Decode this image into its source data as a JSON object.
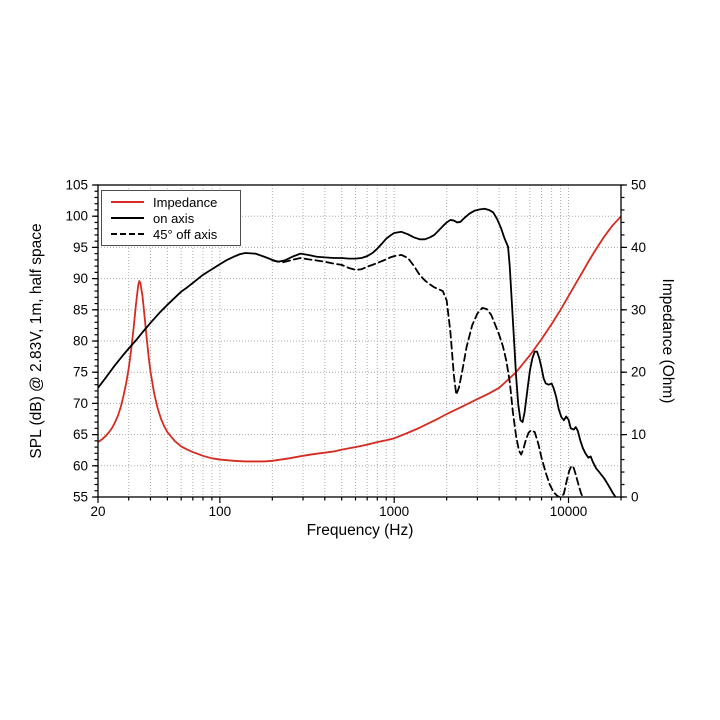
{
  "figure": {
    "background": "#ffffff",
    "grid_color": "#ababab",
    "spine_color": "#000000"
  },
  "axes": {
    "x_label": "Frequency (Hz)",
    "y_left_label": "SPL (dB) @ 2.83V, 1m, half space",
    "y_right_label": "Impedance (Ohm)",
    "x_tick_labels": [
      "20",
      "100",
      "1000",
      "10000"
    ],
    "y_left_tick_labels": [
      "55",
      "60",
      "65",
      "70",
      "75",
      "80",
      "85",
      "90",
      "95",
      "100",
      "105"
    ],
    "y_right_tick_labels": [
      "0",
      "10",
      "20",
      "30",
      "40",
      "50"
    ]
  },
  "legend": {
    "items": [
      {
        "label": "Impedance",
        "line": "solid",
        "color": "#d62b20"
      },
      {
        "label": "on axis",
        "line": "solid",
        "color": "#000000"
      },
      {
        "label": "45° off axis",
        "line": "dashed",
        "color": "#000000"
      }
    ]
  },
  "chart_data": {
    "type": "line",
    "title": "",
    "xlabel": "Frequency (Hz)",
    "ylabel_left": "SPL (dB) @ 2.83V, 1m, half space",
    "ylabel_right": "Impedance (Ohm)",
    "x_scale": "log",
    "xlim": [
      20,
      20000
    ],
    "ylim_left": [
      55,
      105
    ],
    "ylim_right": [
      0,
      50
    ],
    "grid": true,
    "legend_position": "upper left",
    "x_major_ticks": [
      20,
      100,
      1000,
      10000
    ],
    "x_minor_ticks": [
      30,
      40,
      50,
      60,
      70,
      80,
      90,
      200,
      300,
      400,
      500,
      600,
      700,
      800,
      900,
      2000,
      3000,
      4000,
      5000,
      6000,
      7000,
      8000,
      9000,
      20000
    ],
    "y_left_major_ticks": [
      55,
      60,
      65,
      70,
      75,
      80,
      85,
      90,
      95,
      100,
      105
    ],
    "y_left_minor_step": 1,
    "y_right_major_ticks": [
      0,
      10,
      20,
      30,
      40,
      50
    ],
    "y_right_minor_step": 2,
    "series": [
      {
        "name": "Impedance",
        "axis": "right",
        "units": "Ohm",
        "color": "#d62b20",
        "style": "solid",
        "points": [
          [
            20,
            8.8
          ],
          [
            21,
            9.2
          ],
          [
            22,
            9.7
          ],
          [
            23,
            10.3
          ],
          [
            24,
            11.0
          ],
          [
            25,
            11.9
          ],
          [
            26,
            13.0
          ],
          [
            27,
            14.4
          ],
          [
            28,
            16.2
          ],
          [
            29,
            18.2
          ],
          [
            30,
            20.6
          ],
          [
            31,
            23.6
          ],
          [
            32,
            27.0
          ],
          [
            33,
            30.8
          ],
          [
            34,
            33.9
          ],
          [
            34.5,
            34.6
          ],
          [
            35,
            34.3
          ],
          [
            36,
            32.2
          ],
          [
            37,
            28.9
          ],
          [
            38,
            25.6
          ],
          [
            39,
            22.6
          ],
          [
            40,
            20.1
          ],
          [
            42,
            16.6
          ],
          [
            44,
            14.2
          ],
          [
            46,
            12.5
          ],
          [
            48,
            11.3
          ],
          [
            50,
            10.4
          ],
          [
            55,
            9.0
          ],
          [
            60,
            8.1
          ],
          [
            65,
            7.6
          ],
          [
            70,
            7.2
          ],
          [
            80,
            6.6
          ],
          [
            90,
            6.2
          ],
          [
            100,
            6.0
          ],
          [
            110,
            5.9
          ],
          [
            120,
            5.8
          ],
          [
            140,
            5.7
          ],
          [
            160,
            5.7
          ],
          [
            180,
            5.7
          ],
          [
            200,
            5.8
          ],
          [
            250,
            6.2
          ],
          [
            300,
            6.6
          ],
          [
            350,
            6.9
          ],
          [
            400,
            7.1
          ],
          [
            450,
            7.3
          ],
          [
            500,
            7.6
          ],
          [
            600,
            8.0
          ],
          [
            700,
            8.4
          ],
          [
            800,
            8.8
          ],
          [
            900,
            9.1
          ],
          [
            1000,
            9.4
          ],
          [
            1200,
            10.3
          ],
          [
            1400,
            11.1
          ],
          [
            1600,
            11.9
          ],
          [
            1800,
            12.6
          ],
          [
            2000,
            13.3
          ],
          [
            2500,
            14.6
          ],
          [
            3000,
            15.7
          ],
          [
            3500,
            16.6
          ],
          [
            4000,
            17.5
          ],
          [
            4500,
            18.8
          ],
          [
            5000,
            20.0
          ],
          [
            5500,
            21.4
          ],
          [
            6000,
            22.7
          ],
          [
            7000,
            25.3
          ],
          [
            8000,
            27.7
          ],
          [
            9000,
            30.0
          ],
          [
            10000,
            32.2
          ],
          [
            11000,
            34.2
          ],
          [
            12000,
            36.0
          ],
          [
            13000,
            37.7
          ],
          [
            14000,
            39.2
          ],
          [
            15000,
            40.5
          ],
          [
            16000,
            41.7
          ],
          [
            17000,
            42.7
          ],
          [
            18000,
            43.6
          ],
          [
            19000,
            44.3
          ],
          [
            20000,
            45.0
          ]
        ]
      },
      {
        "name": "on axis",
        "axis": "left",
        "units": "dB",
        "color": "#000000",
        "style": "solid",
        "points": [
          [
            20,
            72.5
          ],
          [
            22,
            74.0
          ],
          [
            25,
            76.1
          ],
          [
            28,
            77.8
          ],
          [
            30,
            78.8
          ],
          [
            33,
            80.1
          ],
          [
            36,
            81.4
          ],
          [
            40,
            82.9
          ],
          [
            45,
            84.5
          ],
          [
            50,
            85.8
          ],
          [
            55,
            86.9
          ],
          [
            60,
            87.9
          ],
          [
            65,
            88.6
          ],
          [
            70,
            89.3
          ],
          [
            80,
            90.6
          ],
          [
            90,
            91.5
          ],
          [
            100,
            92.3
          ],
          [
            110,
            93.0
          ],
          [
            120,
            93.5
          ],
          [
            130,
            93.9
          ],
          [
            140,
            94.1
          ],
          [
            160,
            94.0
          ],
          [
            180,
            93.5
          ],
          [
            200,
            93.0
          ],
          [
            215,
            92.7
          ],
          [
            235,
            92.9
          ],
          [
            260,
            93.5
          ],
          [
            290,
            94.0
          ],
          [
            320,
            93.8
          ],
          [
            360,
            93.5
          ],
          [
            400,
            93.4
          ],
          [
            450,
            93.3
          ],
          [
            500,
            93.3
          ],
          [
            550,
            93.2
          ],
          [
            600,
            93.2
          ],
          [
            650,
            93.3
          ],
          [
            700,
            93.6
          ],
          [
            750,
            94.1
          ],
          [
            800,
            94.8
          ],
          [
            850,
            95.6
          ],
          [
            900,
            96.4
          ],
          [
            950,
            96.9
          ],
          [
            1000,
            97.3
          ],
          [
            1100,
            97.5
          ],
          [
            1200,
            97.1
          ],
          [
            1300,
            96.6
          ],
          [
            1400,
            96.3
          ],
          [
            1500,
            96.3
          ],
          [
            1600,
            96.6
          ],
          [
            1700,
            97.0
          ],
          [
            1800,
            97.7
          ],
          [
            1900,
            98.4
          ],
          [
            2000,
            99.0
          ],
          [
            2100,
            99.4
          ],
          [
            2200,
            99.3
          ],
          [
            2300,
            99.0
          ],
          [
            2400,
            99.1
          ],
          [
            2500,
            99.6
          ],
          [
            2700,
            100.4
          ],
          [
            2900,
            100.9
          ],
          [
            3100,
            101.1
          ],
          [
            3300,
            101.2
          ],
          [
            3500,
            101.0
          ],
          [
            3700,
            100.6
          ],
          [
            3900,
            99.5
          ],
          [
            4100,
            98.1
          ],
          [
            4300,
            96.4
          ],
          [
            4500,
            95.1
          ],
          [
            4600,
            92.0
          ],
          [
            4700,
            87.5
          ],
          [
            4850,
            81.0
          ],
          [
            5000,
            74.5
          ],
          [
            5150,
            69.8
          ],
          [
            5300,
            67.3
          ],
          [
            5450,
            67.0
          ],
          [
            5600,
            68.6
          ],
          [
            5800,
            72.0
          ],
          [
            6000,
            75.2
          ],
          [
            6200,
            77.2
          ],
          [
            6400,
            78.3
          ],
          [
            6600,
            78.3
          ],
          [
            6800,
            77.2
          ],
          [
            7000,
            75.7
          ],
          [
            7200,
            74.0
          ],
          [
            7400,
            73.2
          ],
          [
            7700,
            73.0
          ],
          [
            8000,
            73.2
          ],
          [
            8200,
            72.5
          ],
          [
            8500,
            71.0
          ],
          [
            8800,
            69.0
          ],
          [
            9100,
            67.8
          ],
          [
            9400,
            67.3
          ],
          [
            9700,
            67.9
          ],
          [
            10000,
            67.4
          ],
          [
            10300,
            66.0
          ],
          [
            10700,
            65.8
          ],
          [
            11000,
            66.2
          ],
          [
            11300,
            65.6
          ],
          [
            11700,
            64.0
          ],
          [
            12100,
            62.8
          ],
          [
            12500,
            62.0
          ],
          [
            13000,
            61.3
          ],
          [
            13400,
            61.5
          ],
          [
            13800,
            60.6
          ],
          [
            14400,
            59.6
          ],
          [
            15000,
            59.0
          ],
          [
            16000,
            58.0
          ],
          [
            17000,
            56.8
          ],
          [
            18000,
            55.6
          ],
          [
            18600,
            55.0
          ]
        ]
      },
      {
        "name": "45° off axis",
        "axis": "left",
        "units": "dB",
        "color": "#000000",
        "style": "dashed",
        "points": [
          [
            200,
            92.9
          ],
          [
            230,
            92.6
          ],
          [
            260,
            93.0
          ],
          [
            290,
            93.3
          ],
          [
            320,
            93.1
          ],
          [
            360,
            92.9
          ],
          [
            400,
            92.7
          ],
          [
            450,
            92.4
          ],
          [
            500,
            92.2
          ],
          [
            550,
            91.7
          ],
          [
            600,
            91.4
          ],
          [
            650,
            91.5
          ],
          [
            700,
            91.9
          ],
          [
            750,
            92.2
          ],
          [
            800,
            92.5
          ],
          [
            850,
            92.8
          ],
          [
            900,
            93.1
          ],
          [
            950,
            93.4
          ],
          [
            1000,
            93.6
          ],
          [
            1100,
            93.8
          ],
          [
            1200,
            93.3
          ],
          [
            1300,
            92.0
          ],
          [
            1400,
            90.6
          ],
          [
            1500,
            89.7
          ],
          [
            1600,
            89.1
          ],
          [
            1700,
            88.6
          ],
          [
            1800,
            88.3
          ],
          [
            1900,
            88.0
          ],
          [
            2000,
            86.5
          ],
          [
            2100,
            81.5
          ],
          [
            2200,
            74.5
          ],
          [
            2270,
            71.4
          ],
          [
            2350,
            72.5
          ],
          [
            2450,
            75.0
          ],
          [
            2600,
            79.0
          ],
          [
            2800,
            82.5
          ],
          [
            3000,
            84.4
          ],
          [
            3200,
            85.3
          ],
          [
            3400,
            85.1
          ],
          [
            3600,
            84.2
          ],
          [
            3800,
            82.6
          ],
          [
            4000,
            81.0
          ],
          [
            4200,
            79.2
          ],
          [
            4400,
            76.8
          ],
          [
            4600,
            73.5
          ],
          [
            4800,
            68.5
          ],
          [
            5000,
            64.8
          ],
          [
            5200,
            62.4
          ],
          [
            5350,
            61.8
          ],
          [
            5500,
            62.6
          ],
          [
            5700,
            64.2
          ],
          [
            5900,
            65.3
          ],
          [
            6100,
            65.7
          ],
          [
            6400,
            65.4
          ],
          [
            6700,
            63.6
          ],
          [
            7000,
            61.3
          ],
          [
            7400,
            58.9
          ],
          [
            7800,
            57.0
          ],
          [
            8200,
            55.8
          ],
          [
            8600,
            55.2
          ],
          [
            9000,
            54.9
          ],
          [
            9400,
            55.5
          ],
          [
            9800,
            57.8
          ],
          [
            10100,
            59.2
          ],
          [
            10400,
            60.0
          ],
          [
            10700,
            59.7
          ],
          [
            11000,
            58.6
          ],
          [
            11400,
            57.0
          ],
          [
            11800,
            55.6
          ],
          [
            12100,
            54.9
          ]
        ]
      }
    ]
  }
}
_____
> **Task to carry out**
Copy every line from the records above that contains the word "Frequency".

> **Answer to this task**
    "x_label": "Frequency (Hz)",
    "xlabel": "Frequency (Hz)",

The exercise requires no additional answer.